What is being asked – Find the lines that hold the word "Sample" and return them.

Task inputs –
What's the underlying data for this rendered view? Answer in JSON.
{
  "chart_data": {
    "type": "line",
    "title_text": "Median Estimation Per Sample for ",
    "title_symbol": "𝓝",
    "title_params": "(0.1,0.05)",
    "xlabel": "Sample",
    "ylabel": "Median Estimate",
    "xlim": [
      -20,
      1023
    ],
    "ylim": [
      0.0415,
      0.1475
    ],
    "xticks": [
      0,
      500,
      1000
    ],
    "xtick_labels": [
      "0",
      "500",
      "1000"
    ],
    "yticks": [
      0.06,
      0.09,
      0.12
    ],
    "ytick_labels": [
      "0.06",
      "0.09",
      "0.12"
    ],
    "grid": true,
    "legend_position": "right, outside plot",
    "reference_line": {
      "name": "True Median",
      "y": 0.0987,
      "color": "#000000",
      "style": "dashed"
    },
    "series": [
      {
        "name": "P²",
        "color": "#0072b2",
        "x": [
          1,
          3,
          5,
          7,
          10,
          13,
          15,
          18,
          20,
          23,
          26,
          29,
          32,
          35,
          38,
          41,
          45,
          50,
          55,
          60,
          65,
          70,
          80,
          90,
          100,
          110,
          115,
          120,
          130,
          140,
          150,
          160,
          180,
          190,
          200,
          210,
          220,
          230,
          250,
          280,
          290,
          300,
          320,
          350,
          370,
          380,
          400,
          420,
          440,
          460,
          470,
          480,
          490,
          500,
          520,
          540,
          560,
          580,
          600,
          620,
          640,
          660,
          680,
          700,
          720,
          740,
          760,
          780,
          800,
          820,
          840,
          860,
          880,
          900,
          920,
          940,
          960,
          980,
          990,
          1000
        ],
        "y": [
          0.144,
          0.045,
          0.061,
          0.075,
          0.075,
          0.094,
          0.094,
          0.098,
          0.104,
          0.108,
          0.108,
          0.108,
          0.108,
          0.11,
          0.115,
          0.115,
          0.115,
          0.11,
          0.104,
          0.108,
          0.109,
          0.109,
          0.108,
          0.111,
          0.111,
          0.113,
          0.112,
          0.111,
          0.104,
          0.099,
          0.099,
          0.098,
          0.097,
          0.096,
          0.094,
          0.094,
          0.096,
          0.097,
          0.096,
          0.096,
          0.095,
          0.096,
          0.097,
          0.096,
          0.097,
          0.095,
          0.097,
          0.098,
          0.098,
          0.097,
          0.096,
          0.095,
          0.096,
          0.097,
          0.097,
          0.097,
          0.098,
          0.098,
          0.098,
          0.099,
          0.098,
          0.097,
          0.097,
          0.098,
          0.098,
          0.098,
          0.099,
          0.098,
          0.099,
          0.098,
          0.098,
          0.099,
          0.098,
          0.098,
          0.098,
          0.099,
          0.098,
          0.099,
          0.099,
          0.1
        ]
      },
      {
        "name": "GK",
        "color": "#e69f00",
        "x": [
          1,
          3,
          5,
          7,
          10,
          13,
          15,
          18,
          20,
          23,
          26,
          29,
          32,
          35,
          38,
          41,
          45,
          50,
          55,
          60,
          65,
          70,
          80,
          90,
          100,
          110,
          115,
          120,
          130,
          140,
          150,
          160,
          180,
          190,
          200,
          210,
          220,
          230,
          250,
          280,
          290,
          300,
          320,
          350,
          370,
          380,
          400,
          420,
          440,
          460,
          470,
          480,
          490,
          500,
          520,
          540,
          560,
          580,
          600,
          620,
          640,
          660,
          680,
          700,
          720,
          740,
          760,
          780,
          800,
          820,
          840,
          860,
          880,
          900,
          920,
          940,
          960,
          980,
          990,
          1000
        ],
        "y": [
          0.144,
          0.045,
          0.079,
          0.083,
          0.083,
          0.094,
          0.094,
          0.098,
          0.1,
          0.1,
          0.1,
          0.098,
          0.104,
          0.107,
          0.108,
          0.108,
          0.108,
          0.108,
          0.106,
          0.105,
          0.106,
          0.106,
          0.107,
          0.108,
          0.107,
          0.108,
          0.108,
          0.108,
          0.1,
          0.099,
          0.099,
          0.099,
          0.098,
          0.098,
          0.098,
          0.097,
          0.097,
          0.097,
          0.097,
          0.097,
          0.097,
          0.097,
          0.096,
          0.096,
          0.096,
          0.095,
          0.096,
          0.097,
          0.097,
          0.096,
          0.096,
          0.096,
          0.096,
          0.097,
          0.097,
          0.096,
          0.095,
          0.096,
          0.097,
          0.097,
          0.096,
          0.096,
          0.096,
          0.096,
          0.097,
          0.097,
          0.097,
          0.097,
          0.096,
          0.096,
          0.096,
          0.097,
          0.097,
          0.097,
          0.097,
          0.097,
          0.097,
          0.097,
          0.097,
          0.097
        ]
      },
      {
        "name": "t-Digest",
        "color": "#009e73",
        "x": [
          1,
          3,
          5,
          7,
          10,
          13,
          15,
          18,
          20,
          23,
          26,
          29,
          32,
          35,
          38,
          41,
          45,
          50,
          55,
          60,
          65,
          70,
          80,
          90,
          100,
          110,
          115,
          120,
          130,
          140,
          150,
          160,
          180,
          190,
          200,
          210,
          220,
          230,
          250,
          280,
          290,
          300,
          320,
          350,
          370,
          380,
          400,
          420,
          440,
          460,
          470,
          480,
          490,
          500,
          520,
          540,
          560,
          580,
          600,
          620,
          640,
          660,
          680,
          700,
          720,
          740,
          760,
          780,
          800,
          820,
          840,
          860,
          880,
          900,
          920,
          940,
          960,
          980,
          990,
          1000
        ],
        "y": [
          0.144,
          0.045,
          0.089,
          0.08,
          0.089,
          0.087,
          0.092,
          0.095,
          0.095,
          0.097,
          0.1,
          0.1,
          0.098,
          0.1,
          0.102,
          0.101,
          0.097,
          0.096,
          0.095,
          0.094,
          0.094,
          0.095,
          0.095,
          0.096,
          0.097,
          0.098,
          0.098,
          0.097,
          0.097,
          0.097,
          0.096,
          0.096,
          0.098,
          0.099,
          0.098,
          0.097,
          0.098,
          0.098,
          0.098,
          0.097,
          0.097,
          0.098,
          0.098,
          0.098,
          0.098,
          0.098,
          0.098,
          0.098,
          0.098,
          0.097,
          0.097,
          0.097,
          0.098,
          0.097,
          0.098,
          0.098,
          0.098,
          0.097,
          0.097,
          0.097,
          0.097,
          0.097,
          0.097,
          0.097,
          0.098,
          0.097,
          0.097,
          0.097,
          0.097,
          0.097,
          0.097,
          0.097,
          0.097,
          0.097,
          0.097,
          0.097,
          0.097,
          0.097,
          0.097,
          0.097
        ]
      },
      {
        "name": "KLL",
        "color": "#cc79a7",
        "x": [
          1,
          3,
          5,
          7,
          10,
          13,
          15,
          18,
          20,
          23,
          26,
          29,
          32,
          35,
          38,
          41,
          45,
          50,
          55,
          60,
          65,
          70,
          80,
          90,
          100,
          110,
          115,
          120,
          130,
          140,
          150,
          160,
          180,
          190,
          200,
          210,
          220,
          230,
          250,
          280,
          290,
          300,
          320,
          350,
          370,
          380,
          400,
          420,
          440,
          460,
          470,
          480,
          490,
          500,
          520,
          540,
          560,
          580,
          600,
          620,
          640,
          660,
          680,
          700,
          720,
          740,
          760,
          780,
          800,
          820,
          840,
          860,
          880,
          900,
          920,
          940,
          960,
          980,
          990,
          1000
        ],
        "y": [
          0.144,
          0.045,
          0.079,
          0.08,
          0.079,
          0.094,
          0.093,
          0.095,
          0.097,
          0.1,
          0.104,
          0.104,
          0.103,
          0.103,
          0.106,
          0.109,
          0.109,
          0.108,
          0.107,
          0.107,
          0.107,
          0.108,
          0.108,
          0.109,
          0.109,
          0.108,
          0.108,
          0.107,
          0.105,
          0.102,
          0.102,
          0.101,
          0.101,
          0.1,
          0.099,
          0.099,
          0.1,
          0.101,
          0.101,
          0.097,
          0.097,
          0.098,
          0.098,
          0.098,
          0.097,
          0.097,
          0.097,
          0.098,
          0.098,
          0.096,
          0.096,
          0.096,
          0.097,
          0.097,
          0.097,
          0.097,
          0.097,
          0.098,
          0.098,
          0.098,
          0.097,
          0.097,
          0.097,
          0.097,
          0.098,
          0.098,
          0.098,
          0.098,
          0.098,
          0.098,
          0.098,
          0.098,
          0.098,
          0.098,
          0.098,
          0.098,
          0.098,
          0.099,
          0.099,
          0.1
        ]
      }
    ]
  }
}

Answer to the problem –
    "title_text": "Median Estimation Per Sample for ",
    "xlabel": "Sample",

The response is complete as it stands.